## The exercise
Output the entries verbatim, including every line.
----------
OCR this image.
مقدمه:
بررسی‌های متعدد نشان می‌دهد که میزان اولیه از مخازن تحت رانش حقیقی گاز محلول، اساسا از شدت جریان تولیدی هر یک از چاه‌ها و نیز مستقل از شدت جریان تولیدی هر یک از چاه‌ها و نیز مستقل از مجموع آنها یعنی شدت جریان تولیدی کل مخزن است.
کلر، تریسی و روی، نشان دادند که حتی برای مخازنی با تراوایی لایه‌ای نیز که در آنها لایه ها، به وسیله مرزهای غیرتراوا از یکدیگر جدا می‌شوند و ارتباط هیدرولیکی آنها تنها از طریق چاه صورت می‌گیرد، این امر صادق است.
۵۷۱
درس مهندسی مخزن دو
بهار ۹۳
----------
## Solved exercise
OCR this image.
مقدمه:
بررسی‌های متعدد نشان می‌دهد که میزان اولیه از مخازن تحت رانش حقیقی گاز محلول، اساسا از شدت جریان تولیدی هر یک از چاه‌ها و نیز مستقل از شدت جریان تولیدی هر یک از چاه‌ها و نیز مستقل از مجموع آنها یعنی شدت جریان تولیدی کل مخزن است.
کلر، تریسی و روی، نشان دادند که حتی برای مخازنی با تراوایی لایه‌ای نیز که در آنها لایه ها، به وسیله مرزهای غیرتراوا از یکدیگر جدا می‌شوند و ارتباط هیدرولیکی آنها تنها از طریق چاه صورت می‌گیرد، این امر صادق است.
۵۷۱
درس مهندسی مخزن دو
بهار ۹۳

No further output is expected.